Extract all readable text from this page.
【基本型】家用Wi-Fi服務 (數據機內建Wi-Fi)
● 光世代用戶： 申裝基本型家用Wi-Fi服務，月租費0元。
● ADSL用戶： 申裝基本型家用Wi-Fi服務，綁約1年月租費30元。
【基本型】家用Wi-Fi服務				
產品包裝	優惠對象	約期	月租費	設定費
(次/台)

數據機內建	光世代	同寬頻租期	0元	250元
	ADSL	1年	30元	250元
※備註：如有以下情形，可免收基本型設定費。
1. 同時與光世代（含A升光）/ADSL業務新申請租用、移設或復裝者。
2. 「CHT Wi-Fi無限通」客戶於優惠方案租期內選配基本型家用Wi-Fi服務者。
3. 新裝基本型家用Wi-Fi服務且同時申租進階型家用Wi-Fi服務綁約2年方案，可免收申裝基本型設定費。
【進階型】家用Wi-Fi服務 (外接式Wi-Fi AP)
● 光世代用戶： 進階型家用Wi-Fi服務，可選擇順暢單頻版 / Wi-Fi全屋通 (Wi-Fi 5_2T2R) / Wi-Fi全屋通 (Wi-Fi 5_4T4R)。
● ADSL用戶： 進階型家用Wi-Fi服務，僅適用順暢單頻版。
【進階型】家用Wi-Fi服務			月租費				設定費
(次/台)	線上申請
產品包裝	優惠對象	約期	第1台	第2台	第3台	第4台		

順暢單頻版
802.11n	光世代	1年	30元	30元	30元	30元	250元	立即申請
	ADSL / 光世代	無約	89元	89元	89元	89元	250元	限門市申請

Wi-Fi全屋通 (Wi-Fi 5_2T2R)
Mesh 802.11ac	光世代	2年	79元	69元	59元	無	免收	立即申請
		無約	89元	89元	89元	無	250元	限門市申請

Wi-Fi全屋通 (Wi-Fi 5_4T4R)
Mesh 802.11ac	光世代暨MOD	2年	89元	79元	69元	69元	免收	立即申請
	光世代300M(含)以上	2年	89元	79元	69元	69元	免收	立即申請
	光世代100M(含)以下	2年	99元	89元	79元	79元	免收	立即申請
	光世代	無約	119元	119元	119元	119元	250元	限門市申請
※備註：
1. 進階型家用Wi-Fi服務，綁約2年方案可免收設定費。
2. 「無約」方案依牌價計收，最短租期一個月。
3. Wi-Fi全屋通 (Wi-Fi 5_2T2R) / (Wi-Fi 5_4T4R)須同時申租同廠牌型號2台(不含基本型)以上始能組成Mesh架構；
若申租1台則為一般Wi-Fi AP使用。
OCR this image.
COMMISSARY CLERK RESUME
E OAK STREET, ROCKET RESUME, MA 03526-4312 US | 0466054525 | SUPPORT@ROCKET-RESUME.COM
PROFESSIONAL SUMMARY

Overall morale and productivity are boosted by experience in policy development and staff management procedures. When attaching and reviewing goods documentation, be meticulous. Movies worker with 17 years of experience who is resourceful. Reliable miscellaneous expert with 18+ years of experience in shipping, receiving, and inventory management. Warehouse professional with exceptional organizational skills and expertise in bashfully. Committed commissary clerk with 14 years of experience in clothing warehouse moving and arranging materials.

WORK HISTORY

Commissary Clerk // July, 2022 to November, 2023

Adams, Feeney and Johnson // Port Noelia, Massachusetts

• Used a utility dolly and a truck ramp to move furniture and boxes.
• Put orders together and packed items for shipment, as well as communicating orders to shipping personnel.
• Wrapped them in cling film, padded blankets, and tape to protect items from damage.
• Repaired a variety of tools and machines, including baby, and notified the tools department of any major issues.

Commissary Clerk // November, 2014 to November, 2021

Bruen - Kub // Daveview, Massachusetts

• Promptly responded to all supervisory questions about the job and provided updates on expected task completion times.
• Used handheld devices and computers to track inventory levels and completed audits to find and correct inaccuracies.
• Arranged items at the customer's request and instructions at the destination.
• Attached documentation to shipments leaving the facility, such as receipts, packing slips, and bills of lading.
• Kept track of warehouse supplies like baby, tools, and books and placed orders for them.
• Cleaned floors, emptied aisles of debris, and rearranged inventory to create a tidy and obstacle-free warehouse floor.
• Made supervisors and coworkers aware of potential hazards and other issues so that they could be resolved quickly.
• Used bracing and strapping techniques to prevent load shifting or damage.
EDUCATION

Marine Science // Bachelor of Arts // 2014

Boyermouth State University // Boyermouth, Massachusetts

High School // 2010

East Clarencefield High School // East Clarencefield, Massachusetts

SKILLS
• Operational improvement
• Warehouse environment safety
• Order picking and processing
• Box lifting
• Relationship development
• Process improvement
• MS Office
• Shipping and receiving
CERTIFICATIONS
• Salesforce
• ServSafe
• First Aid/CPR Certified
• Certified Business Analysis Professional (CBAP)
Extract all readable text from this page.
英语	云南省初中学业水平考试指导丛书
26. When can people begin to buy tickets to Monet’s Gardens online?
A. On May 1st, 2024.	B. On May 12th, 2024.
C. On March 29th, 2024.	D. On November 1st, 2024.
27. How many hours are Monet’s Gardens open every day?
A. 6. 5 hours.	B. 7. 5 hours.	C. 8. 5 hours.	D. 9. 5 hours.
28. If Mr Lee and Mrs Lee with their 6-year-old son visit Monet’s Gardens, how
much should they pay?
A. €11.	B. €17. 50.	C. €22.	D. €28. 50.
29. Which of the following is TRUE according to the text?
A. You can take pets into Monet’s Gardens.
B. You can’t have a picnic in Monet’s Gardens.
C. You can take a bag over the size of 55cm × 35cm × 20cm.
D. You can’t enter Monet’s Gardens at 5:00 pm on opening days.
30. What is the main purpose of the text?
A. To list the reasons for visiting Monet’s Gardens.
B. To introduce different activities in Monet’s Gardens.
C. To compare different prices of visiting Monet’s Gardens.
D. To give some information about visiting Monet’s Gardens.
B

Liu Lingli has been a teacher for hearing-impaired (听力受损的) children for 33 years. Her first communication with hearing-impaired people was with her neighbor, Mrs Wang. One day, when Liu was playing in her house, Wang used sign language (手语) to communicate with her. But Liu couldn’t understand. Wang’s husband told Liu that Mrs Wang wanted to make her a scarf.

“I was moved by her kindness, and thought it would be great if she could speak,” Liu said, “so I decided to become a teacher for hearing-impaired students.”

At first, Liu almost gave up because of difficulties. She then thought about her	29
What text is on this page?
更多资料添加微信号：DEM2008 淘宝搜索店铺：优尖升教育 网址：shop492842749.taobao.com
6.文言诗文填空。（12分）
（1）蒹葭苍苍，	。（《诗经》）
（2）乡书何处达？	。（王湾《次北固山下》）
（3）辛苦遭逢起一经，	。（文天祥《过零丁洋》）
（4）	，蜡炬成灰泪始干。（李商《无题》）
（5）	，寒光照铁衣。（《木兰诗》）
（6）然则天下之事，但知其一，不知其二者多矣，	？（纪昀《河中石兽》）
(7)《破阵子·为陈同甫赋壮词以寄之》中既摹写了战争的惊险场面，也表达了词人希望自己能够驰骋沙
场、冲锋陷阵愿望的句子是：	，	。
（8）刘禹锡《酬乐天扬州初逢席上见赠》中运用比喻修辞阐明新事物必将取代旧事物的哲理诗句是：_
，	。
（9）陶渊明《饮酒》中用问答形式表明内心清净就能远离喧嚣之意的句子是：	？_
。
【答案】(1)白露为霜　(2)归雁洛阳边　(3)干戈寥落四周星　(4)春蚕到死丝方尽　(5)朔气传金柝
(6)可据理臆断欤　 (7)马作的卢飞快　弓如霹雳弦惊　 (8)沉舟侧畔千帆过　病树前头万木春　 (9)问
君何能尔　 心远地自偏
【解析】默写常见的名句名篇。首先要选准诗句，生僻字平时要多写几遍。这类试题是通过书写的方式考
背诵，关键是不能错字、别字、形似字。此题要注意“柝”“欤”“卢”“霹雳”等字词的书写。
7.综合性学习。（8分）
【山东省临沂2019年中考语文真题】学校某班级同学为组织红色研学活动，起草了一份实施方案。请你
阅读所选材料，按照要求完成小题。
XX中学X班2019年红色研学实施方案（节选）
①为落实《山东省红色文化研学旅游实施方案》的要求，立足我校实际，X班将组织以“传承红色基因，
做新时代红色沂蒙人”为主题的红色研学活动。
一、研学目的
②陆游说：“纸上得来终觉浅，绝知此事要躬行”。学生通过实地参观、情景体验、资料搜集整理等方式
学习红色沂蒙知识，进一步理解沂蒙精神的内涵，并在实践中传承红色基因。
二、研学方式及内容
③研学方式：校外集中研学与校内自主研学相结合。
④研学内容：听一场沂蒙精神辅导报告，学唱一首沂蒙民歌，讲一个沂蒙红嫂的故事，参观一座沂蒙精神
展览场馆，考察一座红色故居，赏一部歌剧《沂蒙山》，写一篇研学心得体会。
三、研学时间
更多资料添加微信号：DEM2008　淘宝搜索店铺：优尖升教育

-- To do --
Provide the number of lines in the entries that include "申裝基本型家用Wi", and no other text.

-- The solution --
2